*DATA PROVIDED:*

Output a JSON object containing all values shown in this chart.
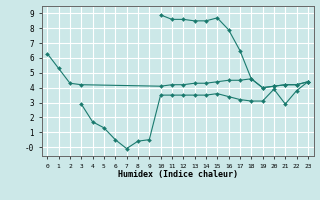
{
  "title": "",
  "xlabel": "Humidex (Indice chaleur)",
  "background_color": "#cce8e8",
  "grid_color": "#ffffff",
  "line_color": "#1a7a6e",
  "xlim": [
    -0.5,
    23.5
  ],
  "ylim": [
    -0.6,
    9.5
  ],
  "xticks": [
    0,
    1,
    2,
    3,
    4,
    5,
    6,
    7,
    8,
    9,
    10,
    11,
    12,
    13,
    14,
    15,
    16,
    17,
    18,
    19,
    20,
    21,
    22,
    23
  ],
  "ytick_labels": [
    "-0",
    "1",
    "2",
    "3",
    "4",
    "5",
    "6",
    "7",
    "8",
    "9"
  ],
  "line1_x": [
    0,
    1,
    2,
    3,
    10,
    11,
    12,
    13,
    14,
    15,
    16,
    17,
    18,
    19,
    20,
    21,
    22,
    23
  ],
  "line1_y": [
    6.3,
    5.3,
    4.3,
    4.2,
    4.1,
    4.2,
    4.2,
    4.3,
    4.3,
    4.4,
    4.5,
    4.5,
    4.6,
    4.0,
    4.1,
    4.2,
    4.2,
    4.4
  ],
  "line2_x": [
    3,
    4,
    5,
    6,
    7,
    8,
    9,
    10,
    11,
    12,
    13,
    14,
    15,
    16,
    17,
    18,
    19,
    20,
    21,
    22,
    23
  ],
  "line2_y": [
    2.9,
    1.7,
    1.3,
    0.5,
    -0.1,
    0.4,
    0.5,
    3.5,
    3.5,
    3.5,
    3.5,
    3.5,
    3.6,
    3.4,
    3.2,
    3.1,
    3.1,
    3.9,
    2.9,
    3.8,
    4.4
  ],
  "line3_x": [
    10,
    11,
    12,
    13,
    14,
    15,
    16,
    17,
    18,
    19,
    20,
    21,
    22,
    23
  ],
  "line3_y": [
    8.9,
    8.6,
    8.6,
    8.5,
    8.5,
    8.7,
    7.9,
    6.5,
    4.6,
    4.0,
    4.1,
    4.2,
    4.2,
    4.4
  ]
}
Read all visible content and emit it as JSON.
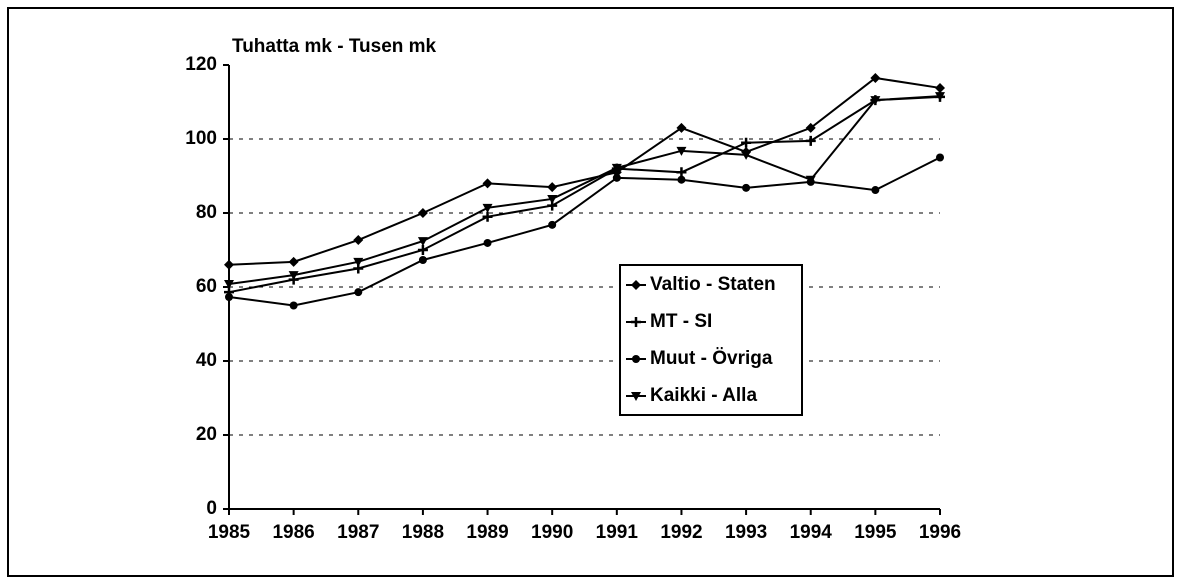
{
  "chart_data": {
    "type": "line",
    "title": "Tuhatta mk - Tusen mk",
    "categories": [
      "1985",
      "1986",
      "1987",
      "1988",
      "1989",
      "1990",
      "1991",
      "1992",
      "1993",
      "1994",
      "1995",
      "1996"
    ],
    "series": [
      {
        "name": "Valtio - Staten",
        "color": "#000000",
        "marker": "diamond",
        "values": [
          66,
          66.8,
          72.7,
          80,
          88,
          87,
          91,
          103,
          96.5,
          103,
          116.5,
          113.8
        ]
      },
      {
        "name": "MT - SI",
        "color": "#000000",
        "marker": "plus",
        "values": [
          58.6,
          62,
          65,
          70,
          79,
          82,
          92,
          91,
          99,
          99.5,
          110.5,
          111.4
        ]
      },
      {
        "name": "Muut - Övriga",
        "color": "#000000",
        "marker": "circle",
        "values": [
          57.3,
          55,
          58.6,
          67.3,
          71.9,
          76.8,
          89.5,
          89,
          86.8,
          88.4,
          86.2,
          95
        ]
      },
      {
        "name": "Kaikki - Alla",
        "color": "#000000",
        "marker": "triangle-down",
        "values": [
          60.8,
          63.2,
          66.8,
          72.4,
          81.4,
          83.8,
          92.2,
          96.8,
          95.7,
          89,
          110.5,
          111.6
        ]
      }
    ],
    "ylim": [
      0,
      120
    ],
    "yticks": [
      0,
      20,
      40,
      60,
      80,
      100,
      120
    ],
    "grid": true,
    "grid_style": "dashed"
  }
}
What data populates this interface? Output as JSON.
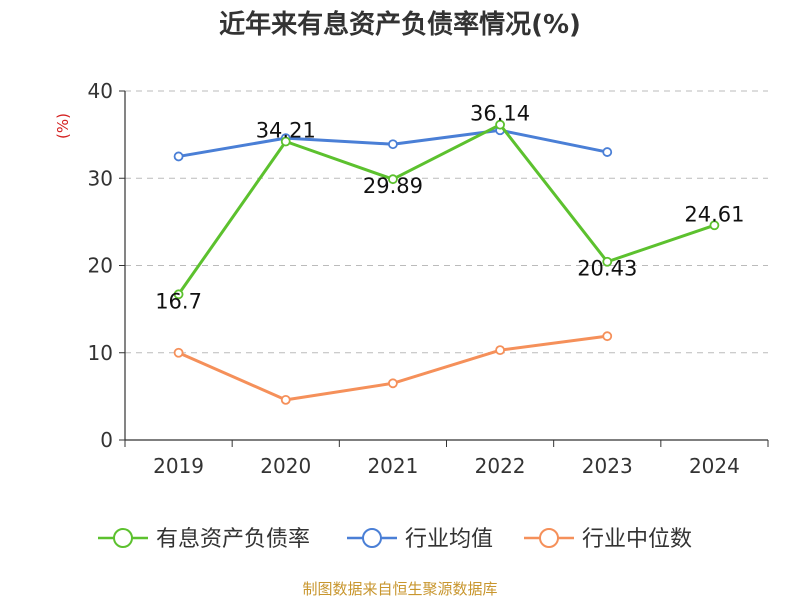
{
  "title": "近年来有息资产负债率情况(%)",
  "source": "制图数据来自恒生聚源数据库",
  "chart_data": {
    "type": "line",
    "title": "近年来有息资产负债率情况(%)",
    "unit_label": "(%)",
    "categories": [
      "2019",
      "2020",
      "2021",
      "2022",
      "2023",
      "2024"
    ],
    "ylim": [
      0,
      40
    ],
    "yticks": [
      0,
      10,
      20,
      30,
      40
    ],
    "grid": true,
    "legend_position": "bottom",
    "series": [
      {
        "name": "有息资产负债率",
        "color": "#5cc12e",
        "values": [
          16.7,
          34.21,
          29.89,
          36.14,
          20.43,
          24.61
        ],
        "labels": [
          "16.7",
          "34.21",
          "29.89",
          "36.14",
          "20.43",
          "24.61"
        ]
      },
      {
        "name": "行业均值",
        "color": "#4a7fd6",
        "values": [
          32.5,
          34.6,
          33.9,
          35.5,
          33.0,
          null
        ]
      },
      {
        "name": "行业中位数",
        "color": "#f5905a",
        "values": [
          10.0,
          4.6,
          6.5,
          10.3,
          11.9,
          null
        ]
      }
    ]
  }
}
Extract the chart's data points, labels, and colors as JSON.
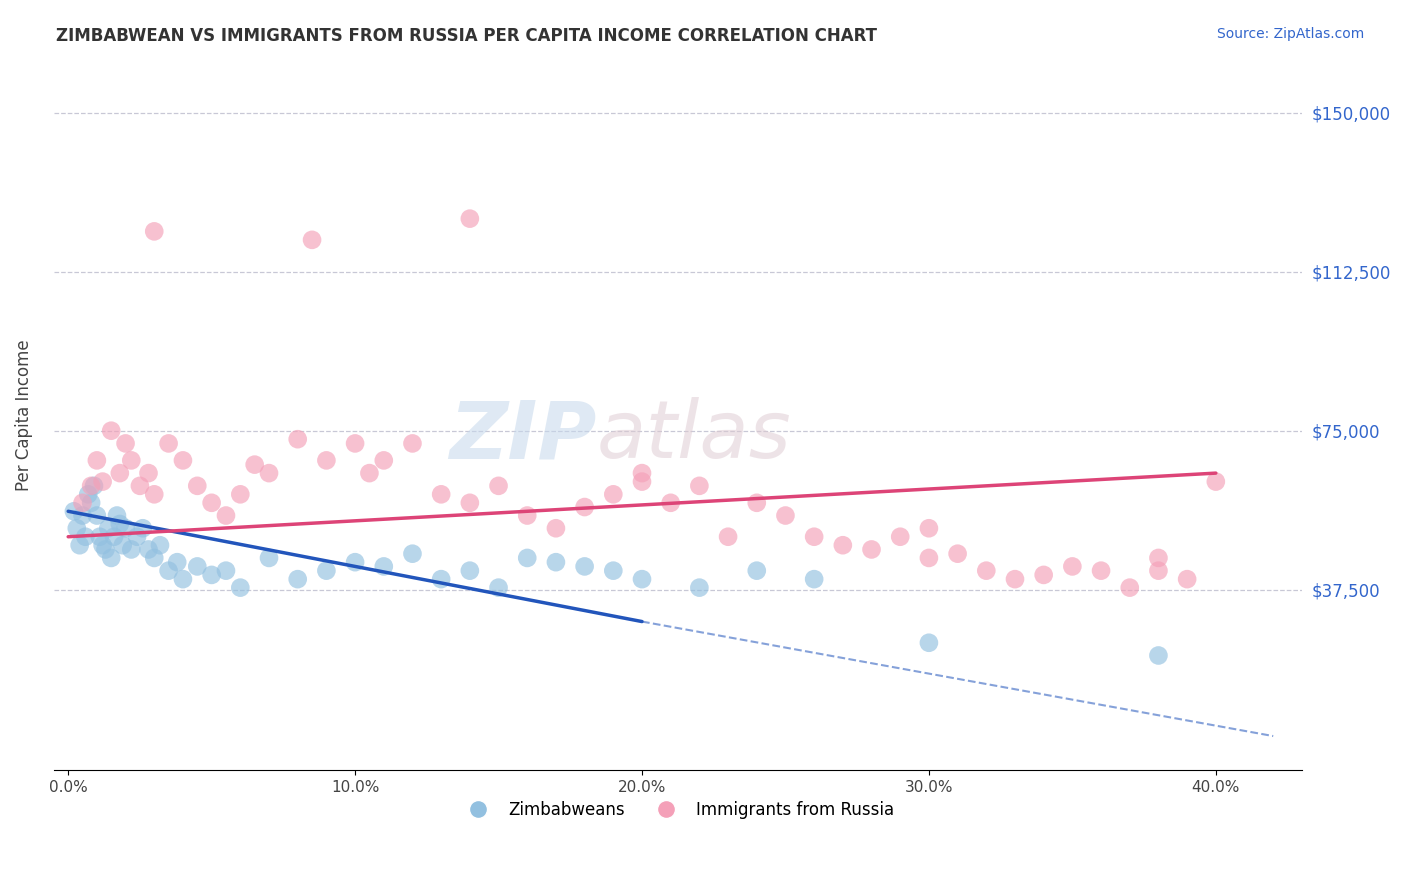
{
  "title": "ZIMBABWEAN VS IMMIGRANTS FROM RUSSIA PER CAPITA INCOME CORRELATION CHART",
  "source": "Source: ZipAtlas.com",
  "xlabel_ticks": [
    "0.0%",
    "10.0%",
    "20.0%",
    "30.0%",
    "40.0%"
  ],
  "xlabel_vals": [
    0.0,
    10.0,
    20.0,
    30.0,
    40.0
  ],
  "ylabel": "Per Capita Income",
  "ylim": [
    -5000,
    162500
  ],
  "xlim": [
    -0.5,
    43.0
  ],
  "yticks": [
    37500,
    75000,
    112500,
    150000
  ],
  "ytick_labels": [
    "$37,500",
    "$75,000",
    "$112,500",
    "$150,000"
  ],
  "blue_color": "#92c0e0",
  "pink_color": "#f4a0b8",
  "trend_blue": "#2255bb",
  "trend_pink": "#dd4477",
  "axis_label_color": "#3366cc",
  "bg_color": "#ffffff",
  "grid_color": "#bbbbcc",
  "blue_scatter_x": [
    0.2,
    0.3,
    0.4,
    0.5,
    0.6,
    0.7,
    0.8,
    0.9,
    1.0,
    1.1,
    1.2,
    1.3,
    1.4,
    1.5,
    1.6,
    1.7,
    1.8,
    1.9,
    2.0,
    2.2,
    2.4,
    2.6,
    2.8,
    3.0,
    3.2,
    3.5,
    3.8,
    4.0,
    4.5,
    5.0,
    5.5,
    6.0,
    7.0,
    8.0,
    9.0,
    10.0,
    11.0,
    12.0,
    13.0,
    14.0,
    15.0,
    16.0,
    17.0,
    18.0,
    19.0,
    20.0,
    22.0,
    24.0,
    26.0,
    30.0,
    38.0
  ],
  "blue_scatter_y": [
    56000,
    52000,
    48000,
    55000,
    50000,
    60000,
    58000,
    62000,
    55000,
    50000,
    48000,
    47000,
    52000,
    45000,
    50000,
    55000,
    53000,
    48000,
    52000,
    47000,
    50000,
    52000,
    47000,
    45000,
    48000,
    42000,
    44000,
    40000,
    43000,
    41000,
    42000,
    38000,
    45000,
    40000,
    42000,
    44000,
    43000,
    46000,
    40000,
    42000,
    38000,
    45000,
    44000,
    43000,
    42000,
    40000,
    38000,
    42000,
    40000,
    25000,
    22000
  ],
  "pink_scatter_x": [
    0.5,
    0.8,
    1.0,
    1.2,
    1.5,
    1.8,
    2.0,
    2.2,
    2.5,
    2.8,
    3.0,
    3.5,
    4.0,
    4.5,
    5.0,
    5.5,
    6.0,
    6.5,
    7.0,
    8.0,
    9.0,
    10.0,
    10.5,
    11.0,
    12.0,
    13.0,
    14.0,
    15.0,
    16.0,
    17.0,
    18.0,
    19.0,
    20.0,
    21.0,
    22.0,
    23.0,
    24.0,
    25.0,
    26.0,
    27.0,
    28.0,
    29.0,
    30.0,
    31.0,
    32.0,
    33.0,
    34.0,
    35.0,
    36.0,
    37.0,
    38.0,
    39.0,
    40.0,
    3.0,
    8.5,
    14.0,
    20.0,
    30.0,
    38.0
  ],
  "pink_scatter_y": [
    58000,
    62000,
    68000,
    63000,
    75000,
    65000,
    72000,
    68000,
    62000,
    65000,
    60000,
    72000,
    68000,
    62000,
    58000,
    55000,
    60000,
    67000,
    65000,
    73000,
    68000,
    72000,
    65000,
    68000,
    72000,
    60000,
    58000,
    62000,
    55000,
    52000,
    57000,
    60000,
    63000,
    58000,
    62000,
    50000,
    58000,
    55000,
    50000,
    48000,
    47000,
    50000,
    52000,
    46000,
    42000,
    40000,
    41000,
    43000,
    42000,
    38000,
    45000,
    40000,
    63000,
    122000,
    120000,
    125000,
    65000,
    45000,
    42000
  ],
  "blue_trend_x0": 0.0,
  "blue_trend_y0": 56000,
  "blue_trend_x1": 20.0,
  "blue_trend_y1": 30000,
  "blue_dash_x1": 42.0,
  "blue_dash_y1": 3000,
  "pink_trend_x0": 0.0,
  "pink_trend_y0": 50000,
  "pink_trend_x1": 40.0,
  "pink_trend_y1": 65000
}
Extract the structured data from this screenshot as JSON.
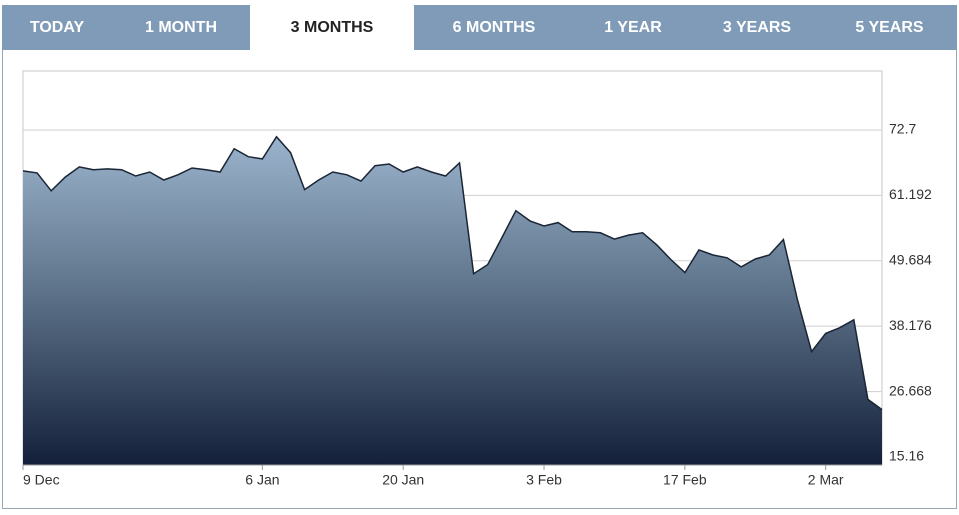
{
  "tabs": [
    "TODAY",
    "1 MONTH",
    "3 MONTHS",
    "6 MONTHS",
    "1 YEAR",
    "3 YEARS",
    "5 YEARS"
  ],
  "active_tab": 2,
  "chart_data": {
    "type": "area",
    "categories": [
      "9 Dec",
      null,
      null,
      null,
      null,
      null,
      null,
      null,
      null,
      null,
      null,
      null,
      null,
      null,
      null,
      null,
      null,
      "6 Jan",
      null,
      null,
      null,
      null,
      null,
      null,
      null,
      null,
      null,
      "20 Jan",
      null,
      null,
      null,
      null,
      null,
      null,
      null,
      null,
      null,
      "3 Feb",
      null,
      null,
      null,
      null,
      null,
      null,
      null,
      null,
      null,
      "17 Feb",
      null,
      null,
      null,
      null,
      null,
      null,
      null,
      null,
      null,
      "2 Mar",
      null,
      null,
      null,
      null
    ],
    "values": [
      65.5,
      65.15,
      62.0,
      64.4,
      66.2,
      65.7,
      65.85,
      65.7,
      64.6,
      65.3,
      63.9,
      64.8,
      66.0,
      65.7,
      65.3,
      69.4,
      68.0,
      67.6,
      71.5,
      68.7,
      62.2,
      63.9,
      65.3,
      64.8,
      63.7,
      66.4,
      66.7,
      65.3,
      66.2,
      65.3,
      64.6,
      66.9,
      47.4,
      49.0,
      53.7,
      58.5,
      56.7,
      55.8,
      56.4,
      54.8,
      54.8,
      54.6,
      53.5,
      54.2,
      54.6,
      52.5,
      49.9,
      47.6,
      51.6,
      50.7,
      50.2,
      48.6,
      50.0,
      50.7,
      53.4,
      42.8,
      33.7,
      36.9,
      37.9,
      39.3,
      25.3,
      23.5
    ],
    "color": "#1a2535",
    "ylim": [
      13.75,
      83.07
    ],
    "yticks": [
      15.16,
      26.668,
      38.176,
      49.684,
      61.192,
      72.7
    ],
    "grid": true
  }
}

*EXERCISE INSTRUCTIONS:* Collect from the data above every line that includes "Output".

*RESULT FOR THIS TASK:*
Output a JSON object containing all values shown in this chart.
What data populates this interface? Output as JSON.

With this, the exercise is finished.